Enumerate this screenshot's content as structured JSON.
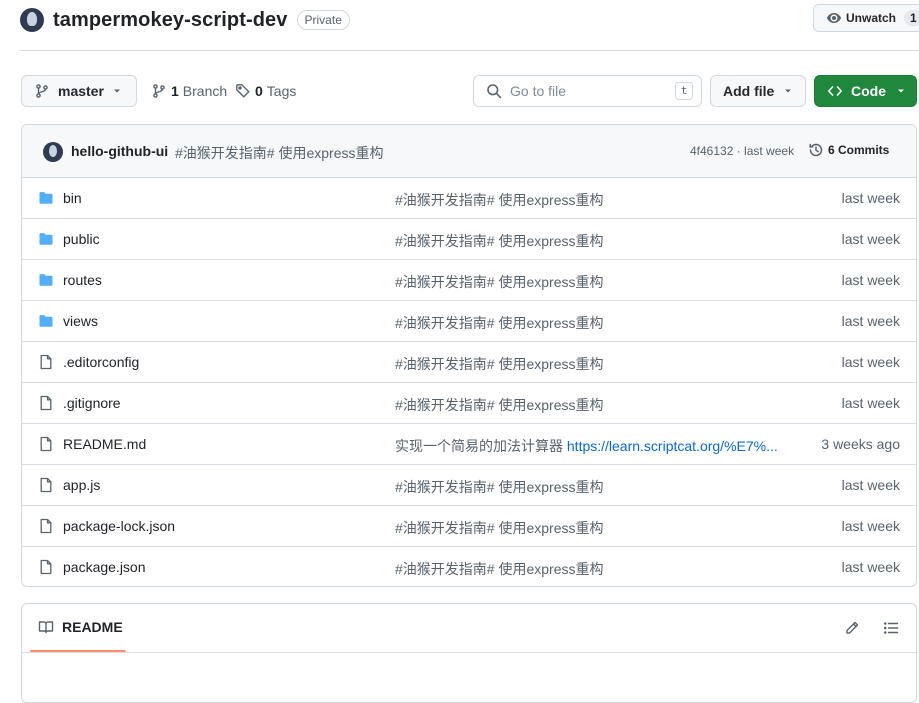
{
  "repo": {
    "name": "tampermokey-script-dev",
    "visibility": "Private",
    "unwatch_label": "Unwatch",
    "watch_count": "1"
  },
  "toolbar": {
    "branch": "master",
    "branch_count": "1",
    "branch_label": "Branch",
    "tag_count": "0",
    "tag_label": "Tags",
    "goto_placeholder": "Go to file",
    "goto_shortcut": "t",
    "add_file_label": "Add file",
    "code_label": "Code"
  },
  "latest_commit": {
    "author": "hello-github-ui",
    "message": "#油猴开发指南# 使用express重构",
    "meta": "4f46132 · last week",
    "commits_label": "6 Commits"
  },
  "files": [
    {
      "type": "folder",
      "name": "bin",
      "message": "#油猴开发指南# 使用express重构",
      "link": "",
      "time": "last week"
    },
    {
      "type": "folder",
      "name": "public",
      "message": "#油猴开发指南# 使用express重构",
      "link": "",
      "time": "last week"
    },
    {
      "type": "folder",
      "name": "routes",
      "message": "#油猴开发指南# 使用express重构",
      "link": "",
      "time": "last week"
    },
    {
      "type": "folder",
      "name": "views",
      "message": "#油猴开发指南# 使用express重构",
      "link": "",
      "time": "last week"
    },
    {
      "type": "file",
      "name": ".editorconfig",
      "message": "#油猴开发指南# 使用express重构",
      "link": "",
      "time": "last week"
    },
    {
      "type": "file",
      "name": ".gitignore",
      "message": "#油猴开发指南# 使用express重构",
      "link": "",
      "time": "last week"
    },
    {
      "type": "file",
      "name": "README.md",
      "message": "实现一个简易的加法计算器 ",
      "link": "https://learn.scriptcat.org/%E7%...",
      "time": "3 weeks ago"
    },
    {
      "type": "file",
      "name": "app.js",
      "message": "#油猴开发指南# 使用express重构",
      "link": "",
      "time": "last week"
    },
    {
      "type": "file",
      "name": "package-lock.json",
      "message": "#油猴开发指南# 使用express重构",
      "link": "",
      "time": "last week"
    },
    {
      "type": "file",
      "name": "package.json",
      "message": "#油猴开发指南# 使用express重构",
      "link": "",
      "time": "last week"
    }
  ],
  "readme": {
    "tab_label": "README"
  },
  "colors": {
    "code_button": "#1f883d",
    "folder_icon": "#54aeff",
    "link": "#0969da",
    "tab_underline": "#fd8c73"
  }
}
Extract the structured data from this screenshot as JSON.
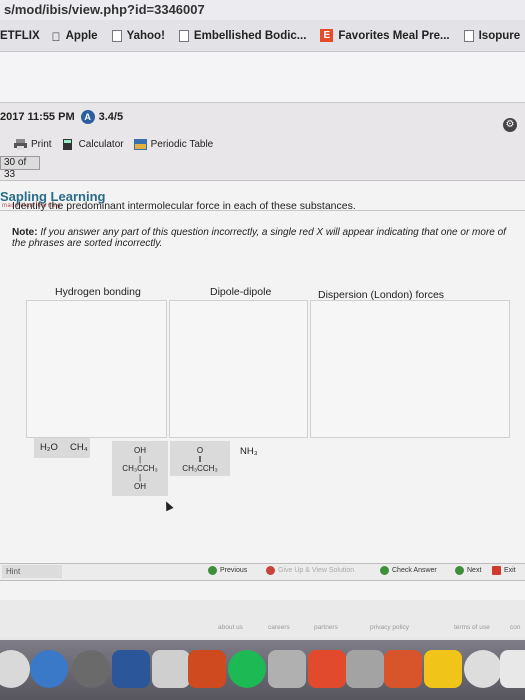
{
  "browser": {
    "url": "s/mod/ibis/view.php?id=3346007",
    "bookmarks": [
      {
        "label": "ETFLIX",
        "icon": "none"
      },
      {
        "label": "Apple",
        "icon": "apple-icon"
      },
      {
        "label": "Yahoo!",
        "icon": "doc-icon"
      },
      {
        "label": "Embellished Bodic...",
        "icon": "doc-icon"
      },
      {
        "label": "Favorites Meal Pre...",
        "icon": "e-icon"
      },
      {
        "label": "Isopure",
        "icon": "doc-icon"
      }
    ]
  },
  "header": {
    "timestamp": "2017 11:55 PM",
    "badge": "A",
    "score": "3.4/5",
    "pager": "30 of 33"
  },
  "tools": {
    "print": "Print",
    "calculator": "Calculator",
    "periodic_table": "Periodic Table"
  },
  "logo": {
    "name": "Sapling Learning",
    "sub": "macmillan learning"
  },
  "question": {
    "prompt": "Identify the predominant intermolecular force in each of these substances.",
    "note_label": "Note:",
    "note_text": " If you answer any part of this question incorrectly, a single red X will appear indicating that one or more of the phrases are sorted incorrectly."
  },
  "bins": [
    {
      "label": "Hydrogen bonding"
    },
    {
      "label": "Dipole-dipole"
    },
    {
      "label": "Dispersion (London) forces"
    }
  ],
  "items": {
    "h2o": "H₂O",
    "ch4": "CH₄",
    "nh3": "NH₃",
    "alcohol_top": "OH",
    "alcohol_mid": "CH₃CCH₃",
    "alcohol_bot": "OH",
    "ketone_top": "O",
    "ketone_bond": "‖",
    "ketone_mid": "CH₃CCH₃"
  },
  "footer": {
    "hint": "Hint",
    "previous": "Previous",
    "give_up": "Give Up & View Solution",
    "check": "Check Answer",
    "next": "Next",
    "exit": "Exit"
  },
  "links": [
    "about us",
    "careers",
    "partners",
    "privacy policy",
    "terms of use",
    "con"
  ],
  "colors": {
    "accent_blue": "#2d5fa0",
    "nav_green": "#3f8f3a",
    "exit_red": "#d23b2b"
  }
}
########################################
The exercise:
Write out every line of the preceding listing that contains "question".

Right answer:
  "question": {
    "note_text": " If you answer any part of this question incorrectly, a single red X will appear indicating that one or more of the phrases are sorted incorrectly."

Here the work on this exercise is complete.